— begin The data —
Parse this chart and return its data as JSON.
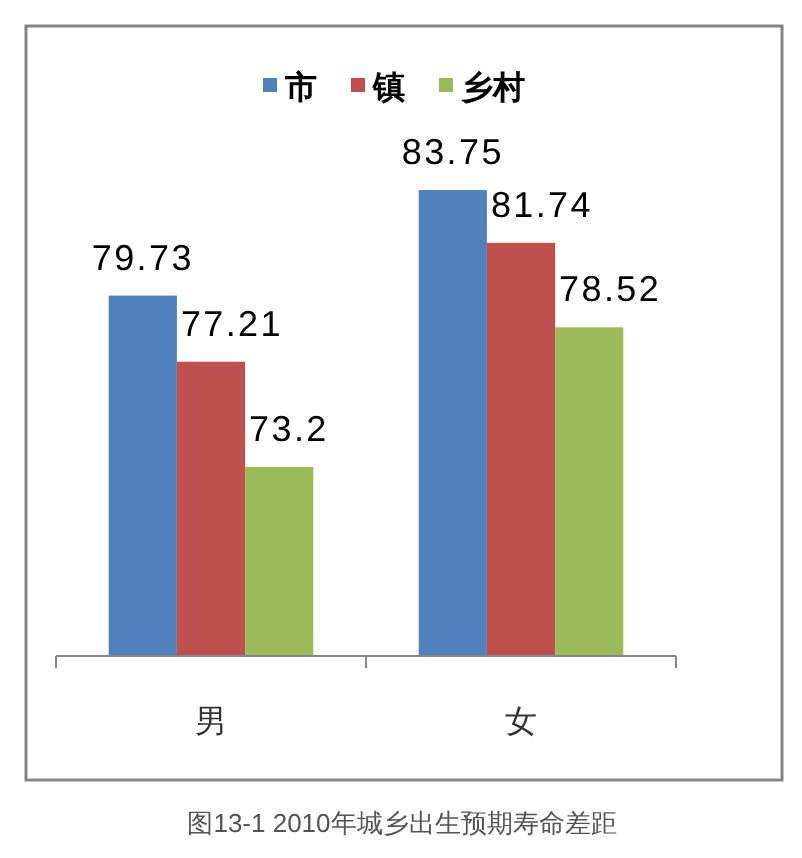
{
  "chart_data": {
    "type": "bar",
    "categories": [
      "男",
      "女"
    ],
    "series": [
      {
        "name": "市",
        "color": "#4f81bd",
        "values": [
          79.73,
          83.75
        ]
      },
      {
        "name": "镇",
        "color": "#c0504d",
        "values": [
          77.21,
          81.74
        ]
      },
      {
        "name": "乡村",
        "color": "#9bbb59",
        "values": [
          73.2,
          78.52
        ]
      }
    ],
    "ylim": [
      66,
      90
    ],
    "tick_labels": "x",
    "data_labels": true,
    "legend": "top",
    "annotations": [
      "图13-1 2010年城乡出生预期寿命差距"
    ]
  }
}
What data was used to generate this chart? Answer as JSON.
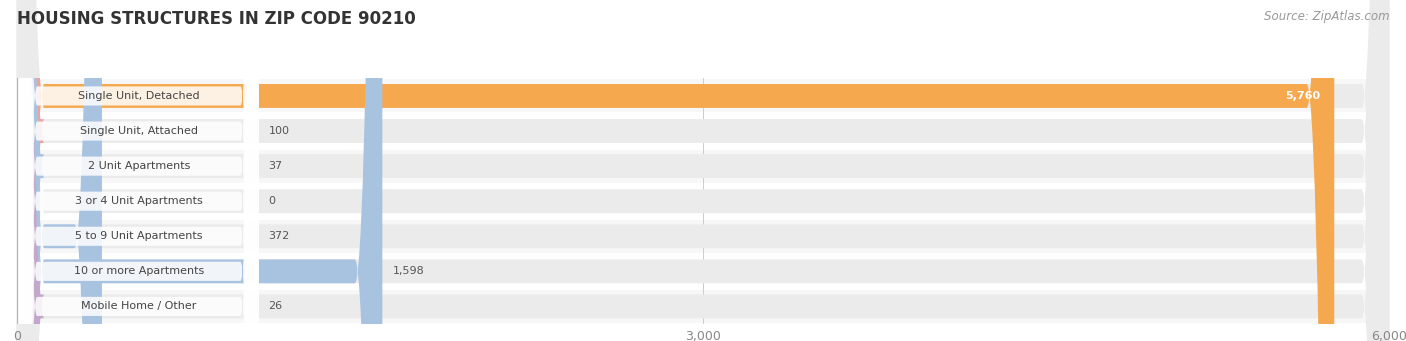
— end The data —
— begin The data —
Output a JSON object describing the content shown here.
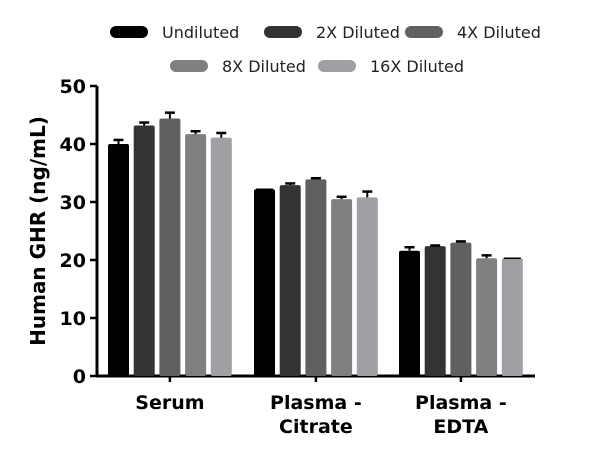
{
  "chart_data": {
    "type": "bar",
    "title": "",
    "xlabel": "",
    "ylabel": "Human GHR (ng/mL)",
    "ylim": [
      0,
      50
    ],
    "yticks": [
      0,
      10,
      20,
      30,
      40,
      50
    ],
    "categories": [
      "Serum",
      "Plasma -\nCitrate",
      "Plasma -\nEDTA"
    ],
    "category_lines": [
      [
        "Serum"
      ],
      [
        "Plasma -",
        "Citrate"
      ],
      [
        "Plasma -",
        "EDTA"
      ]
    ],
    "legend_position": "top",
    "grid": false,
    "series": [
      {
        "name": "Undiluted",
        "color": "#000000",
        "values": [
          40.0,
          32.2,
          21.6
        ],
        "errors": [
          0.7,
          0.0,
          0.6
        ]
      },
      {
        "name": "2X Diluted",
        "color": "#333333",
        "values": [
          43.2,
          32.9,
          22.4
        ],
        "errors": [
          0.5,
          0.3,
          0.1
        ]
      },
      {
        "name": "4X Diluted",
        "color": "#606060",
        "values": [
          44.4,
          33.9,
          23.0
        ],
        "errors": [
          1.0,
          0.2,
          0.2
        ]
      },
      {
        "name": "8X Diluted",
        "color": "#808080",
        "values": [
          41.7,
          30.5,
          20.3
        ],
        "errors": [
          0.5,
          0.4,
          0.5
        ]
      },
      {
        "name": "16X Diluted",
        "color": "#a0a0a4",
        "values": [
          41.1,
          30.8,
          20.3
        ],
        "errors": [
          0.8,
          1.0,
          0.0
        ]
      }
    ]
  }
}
— end The data —
— begin The data —
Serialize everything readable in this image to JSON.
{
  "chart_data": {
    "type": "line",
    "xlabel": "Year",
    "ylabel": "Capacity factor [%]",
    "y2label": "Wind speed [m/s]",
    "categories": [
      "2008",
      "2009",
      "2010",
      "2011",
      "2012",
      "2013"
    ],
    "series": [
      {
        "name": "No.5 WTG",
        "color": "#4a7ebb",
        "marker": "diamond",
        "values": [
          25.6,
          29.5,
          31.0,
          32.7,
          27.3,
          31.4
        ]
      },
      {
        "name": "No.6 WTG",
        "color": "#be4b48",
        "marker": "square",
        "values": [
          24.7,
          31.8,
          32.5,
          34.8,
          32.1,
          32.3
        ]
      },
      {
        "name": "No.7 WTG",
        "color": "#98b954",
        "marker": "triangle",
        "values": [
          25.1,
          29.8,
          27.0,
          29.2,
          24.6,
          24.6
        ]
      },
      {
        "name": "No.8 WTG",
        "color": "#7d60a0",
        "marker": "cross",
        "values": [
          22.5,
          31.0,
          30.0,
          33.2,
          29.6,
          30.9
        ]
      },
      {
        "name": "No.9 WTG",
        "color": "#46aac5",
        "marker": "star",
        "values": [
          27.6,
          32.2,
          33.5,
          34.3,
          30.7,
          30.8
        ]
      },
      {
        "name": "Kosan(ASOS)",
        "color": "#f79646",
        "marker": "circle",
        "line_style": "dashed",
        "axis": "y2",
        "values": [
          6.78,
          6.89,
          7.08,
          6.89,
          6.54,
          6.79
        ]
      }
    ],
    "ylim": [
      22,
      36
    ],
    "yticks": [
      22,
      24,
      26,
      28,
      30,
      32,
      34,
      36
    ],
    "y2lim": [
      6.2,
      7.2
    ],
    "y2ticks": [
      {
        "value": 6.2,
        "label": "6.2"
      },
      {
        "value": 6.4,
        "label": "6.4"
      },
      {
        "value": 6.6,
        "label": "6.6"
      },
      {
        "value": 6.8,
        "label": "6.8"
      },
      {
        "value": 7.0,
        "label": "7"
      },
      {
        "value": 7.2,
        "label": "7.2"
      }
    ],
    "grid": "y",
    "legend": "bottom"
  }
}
— end The data —
◆ Your task
Drop the images and output only the lines from the one that contains "Parse this chart and return its data as JSON." to the one that contains "What data was", both included.

◆ The solution
Parse this chart and return its data as JSON.
{
  "chart_data": {
    "type": "bar",
    "categories": [
      "男",
      "女"
    ],
    "series": [
      {
        "name": "市",
        "color": "#4f81bd",
        "values": [
          79.73,
          83.75
        ]
      },
      {
        "name": "镇",
        "color": "#c0504d",
        "values": [
          77.21,
          81.74
        ]
      },
      {
        "name": "乡村",
        "color": "#9bbb59",
        "values": [
          73.2,
          78.52
        ]
      }
    ],
    "ylim": [
      66,
      90
    ],
    "tick_labels": "x",
    "data_labels": true,
    "legend": "top",
    "annotations": [
      "图13-1 2010年城乡出生预期寿命差距"
    ]
  }
}
What data was used to generate this chart? Answer as JSON.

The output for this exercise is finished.